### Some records
***

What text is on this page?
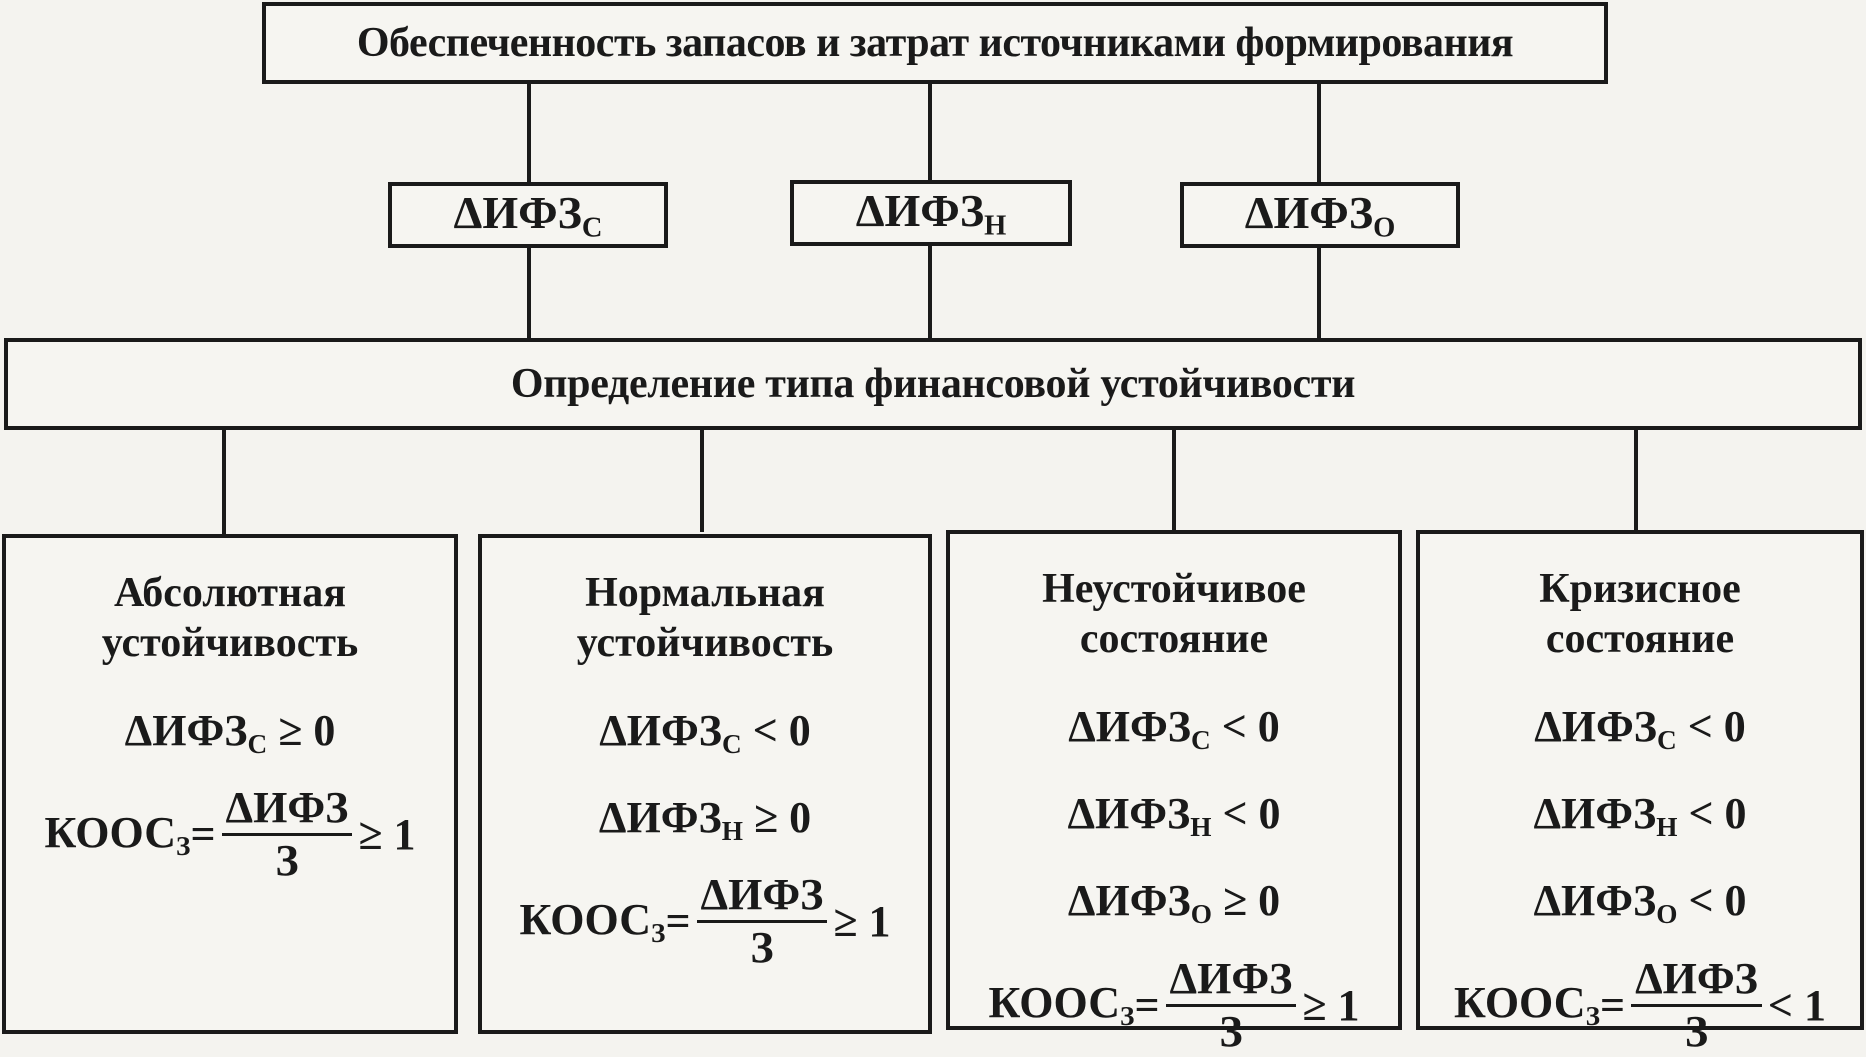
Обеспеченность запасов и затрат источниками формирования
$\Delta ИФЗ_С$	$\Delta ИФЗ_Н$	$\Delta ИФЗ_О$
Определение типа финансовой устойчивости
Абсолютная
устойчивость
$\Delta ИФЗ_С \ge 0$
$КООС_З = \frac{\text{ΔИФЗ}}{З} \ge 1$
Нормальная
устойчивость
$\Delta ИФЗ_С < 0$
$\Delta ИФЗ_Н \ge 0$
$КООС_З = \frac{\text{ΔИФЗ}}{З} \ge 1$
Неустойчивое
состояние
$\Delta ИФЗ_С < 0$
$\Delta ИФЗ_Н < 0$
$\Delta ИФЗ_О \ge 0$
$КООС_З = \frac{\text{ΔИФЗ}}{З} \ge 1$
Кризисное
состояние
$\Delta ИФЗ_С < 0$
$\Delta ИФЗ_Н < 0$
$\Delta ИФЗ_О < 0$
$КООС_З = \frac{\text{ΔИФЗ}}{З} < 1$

***

### Work to complete
Return the whole listing, word for word, and leave out every picture.

### Exercise result
What text is on this page?
Обеспеченность запасов и затрат источниками формирования
$\Delta ИФЗ_С$	$\Delta ИФЗ_Н$	$\Delta ИФЗ_О$
Определение типа финансовой устойчивости
Абсолютная
устойчивость
$\Delta ИФЗ_С \ge 0$
$КООС_З = \frac{\text{ΔИФЗ}}{З} \ge 1$
Нормальная
устойчивость
$\Delta ИФЗ_С < 0$
$\Delta ИФЗ_Н \ge 0$
$КООС_З = \frac{\text{ΔИФЗ}}{З} \ge 1$
Неустойчивое
состояние
$\Delta ИФЗ_С < 0$
$\Delta ИФЗ_Н < 0$
$\Delta ИФЗ_О \ge 0$
$КООС_З = \frac{\text{ΔИФЗ}}{З} \ge 1$
Кризисное
состояние
$\Delta ИФЗ_С < 0$
$\Delta ИФЗ_Н < 0$
$\Delta ИФЗ_О < 0$
$КООС_З = \frac{\text{ΔИФЗ}}{З} < 1$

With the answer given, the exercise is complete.